* _THE TASK_:
The records should be written out in full, with nothing altered.

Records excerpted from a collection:

>>>>

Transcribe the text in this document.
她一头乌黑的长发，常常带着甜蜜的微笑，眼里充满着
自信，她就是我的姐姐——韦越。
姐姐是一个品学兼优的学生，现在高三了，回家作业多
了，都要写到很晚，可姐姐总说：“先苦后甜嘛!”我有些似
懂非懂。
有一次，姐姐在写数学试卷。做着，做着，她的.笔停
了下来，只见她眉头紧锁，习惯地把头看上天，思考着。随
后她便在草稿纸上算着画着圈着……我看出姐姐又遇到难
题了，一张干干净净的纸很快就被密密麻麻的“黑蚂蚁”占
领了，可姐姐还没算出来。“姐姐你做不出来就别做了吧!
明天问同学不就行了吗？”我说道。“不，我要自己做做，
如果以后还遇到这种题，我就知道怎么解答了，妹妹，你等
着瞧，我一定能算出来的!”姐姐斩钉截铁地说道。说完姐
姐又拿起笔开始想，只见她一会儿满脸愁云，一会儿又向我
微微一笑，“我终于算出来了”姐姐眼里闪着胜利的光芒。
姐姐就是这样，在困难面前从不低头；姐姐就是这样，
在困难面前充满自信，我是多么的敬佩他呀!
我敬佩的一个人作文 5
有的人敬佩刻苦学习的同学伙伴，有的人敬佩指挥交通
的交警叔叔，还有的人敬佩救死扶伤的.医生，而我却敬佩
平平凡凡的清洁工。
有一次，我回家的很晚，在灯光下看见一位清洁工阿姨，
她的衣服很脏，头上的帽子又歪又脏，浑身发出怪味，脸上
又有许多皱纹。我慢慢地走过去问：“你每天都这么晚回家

<<<<

* _REPLY TO THE TASK_:
Transcribe the text in this document.
她一头乌黑的长发，常常带着甜蜜的微笑，眼里充满着
自信，她就是我的姐姐——韦越。
姐姐是一个品学兼优的学生，现在高三了，回家作业多
了，都要写到很晚，可姐姐总说：“先苦后甜嘛!”我有些似
懂非懂。
有一次，姐姐在写数学试卷。做着，做着，她的.笔停
了下来，只见她眉头紧锁，习惯地把头看上天，思考着。随
后她便在草稿纸上算着画着圈着……我看出姐姐又遇到难
题了，一张干干净净的纸很快就被密密麻麻的“黑蚂蚁”占
领了，可姐姐还没算出来。“姐姐你做不出来就别做了吧!
明天问同学不就行了吗？”我说道。“不，我要自己做做，
如果以后还遇到这种题，我就知道怎么解答了，妹妹，你等
着瞧，我一定能算出来的!”姐姐斩钉截铁地说道。说完姐
姐又拿起笔开始想，只见她一会儿满脸愁云，一会儿又向我
微微一笑，“我终于算出来了”姐姐眼里闪着胜利的光芒。
姐姐就是这样，在困难面前从不低头；姐姐就是这样，
在困难面前充满自信，我是多么的敬佩他呀!
我敬佩的一个人作文 5
有的人敬佩刻苦学习的同学伙伴，有的人敬佩指挥交通
的交警叔叔，还有的人敬佩救死扶伤的.医生，而我却敬佩
平平凡凡的清洁工。
有一次，我回家的很晚，在灯光下看见一位清洁工阿姨，
她的衣服很脏，头上的帽子又歪又脏，浑身发出怪味，脸上
又有许多皱纹。我慢慢地走过去问：“你每天都这么晚回家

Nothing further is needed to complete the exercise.